### WHAT YOU ARE ASKED TO DO
Reply with one number only: the count of lines below that contain the word "this".

### GIVEN RECORDS
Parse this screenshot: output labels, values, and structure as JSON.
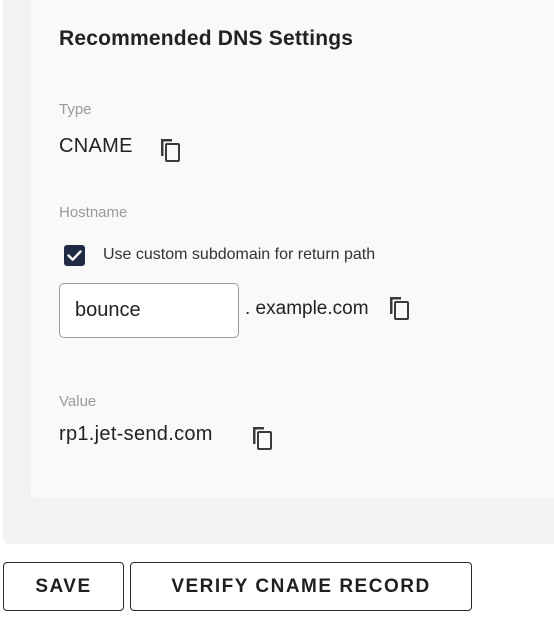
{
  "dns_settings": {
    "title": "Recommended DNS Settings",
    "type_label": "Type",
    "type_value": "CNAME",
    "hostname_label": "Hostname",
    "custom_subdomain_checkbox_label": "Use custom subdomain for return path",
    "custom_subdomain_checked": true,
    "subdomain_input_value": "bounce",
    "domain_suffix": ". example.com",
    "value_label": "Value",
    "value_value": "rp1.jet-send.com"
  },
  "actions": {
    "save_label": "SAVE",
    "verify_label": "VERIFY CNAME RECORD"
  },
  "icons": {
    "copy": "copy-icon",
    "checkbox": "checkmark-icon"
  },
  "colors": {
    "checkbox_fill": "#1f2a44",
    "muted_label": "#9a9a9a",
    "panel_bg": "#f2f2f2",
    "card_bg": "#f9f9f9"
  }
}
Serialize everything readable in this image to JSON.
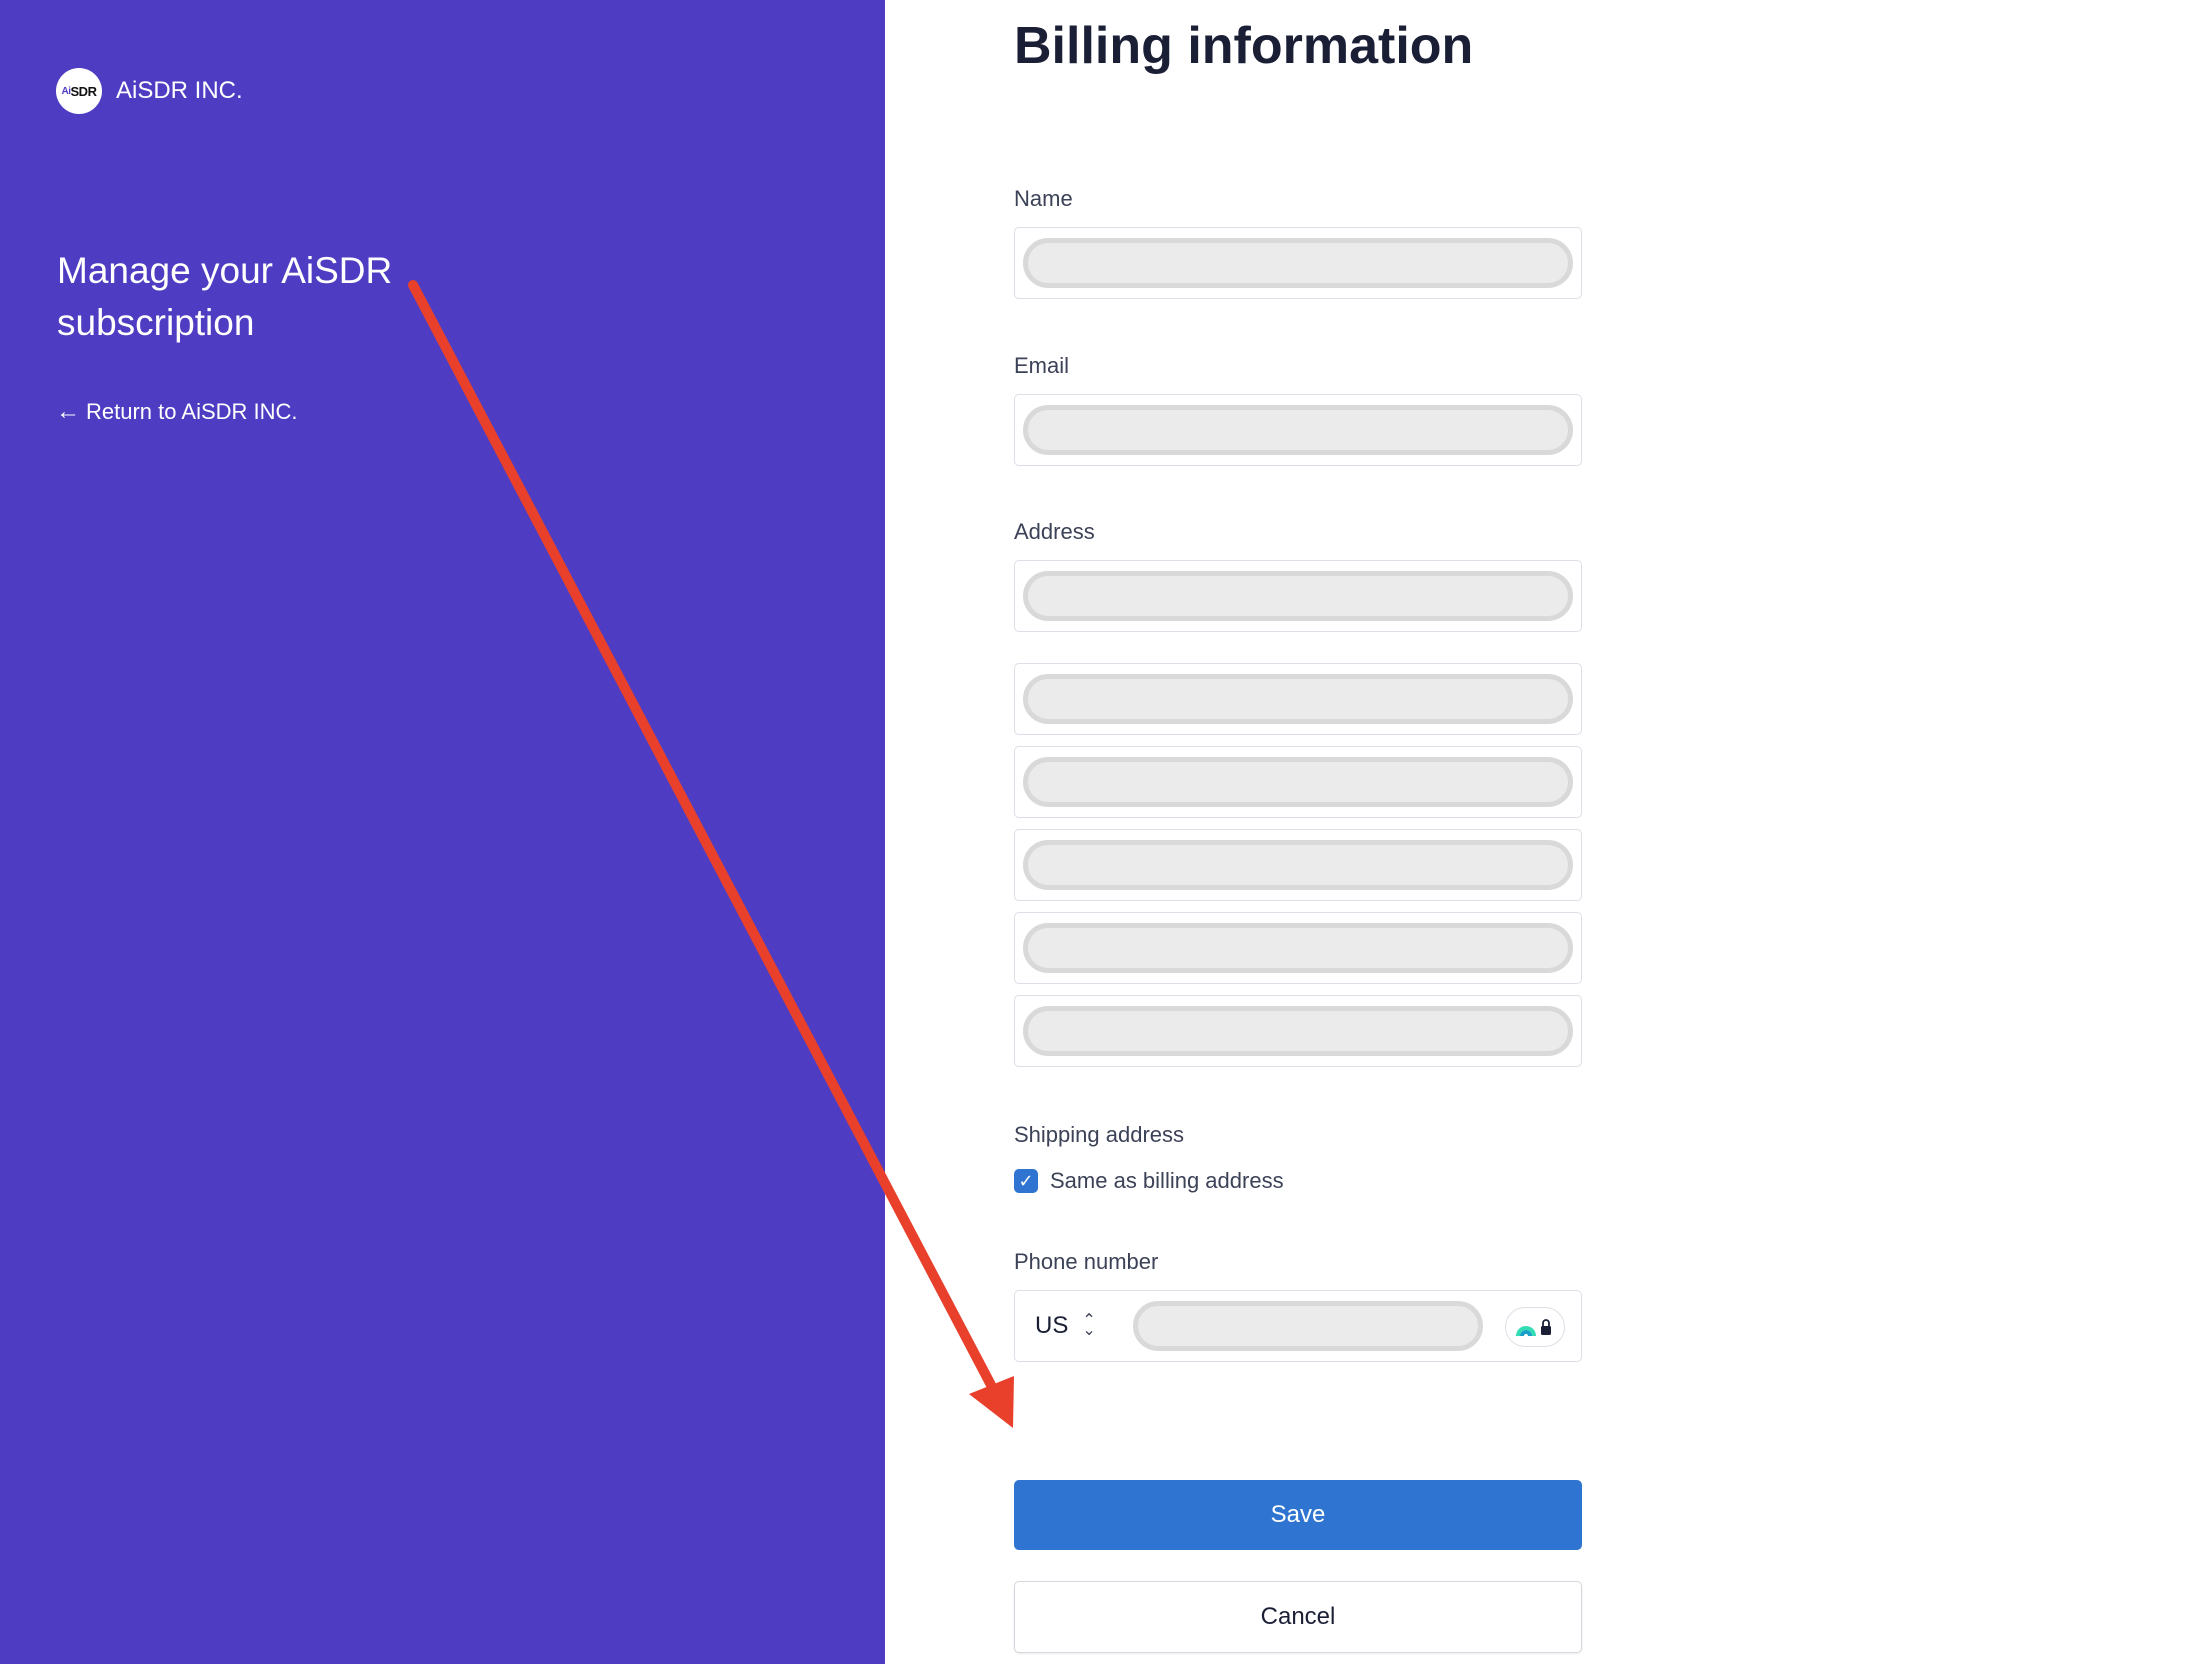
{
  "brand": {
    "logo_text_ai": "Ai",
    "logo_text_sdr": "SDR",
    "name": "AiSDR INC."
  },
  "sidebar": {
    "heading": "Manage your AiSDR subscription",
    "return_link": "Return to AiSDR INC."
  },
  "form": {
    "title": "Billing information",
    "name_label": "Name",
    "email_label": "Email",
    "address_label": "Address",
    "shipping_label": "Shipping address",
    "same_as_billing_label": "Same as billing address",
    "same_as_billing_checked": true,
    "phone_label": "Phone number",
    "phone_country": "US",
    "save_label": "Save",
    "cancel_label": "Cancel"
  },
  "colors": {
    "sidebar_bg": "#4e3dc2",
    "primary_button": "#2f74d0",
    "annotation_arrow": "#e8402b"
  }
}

### PROBLEM SOLUTION
2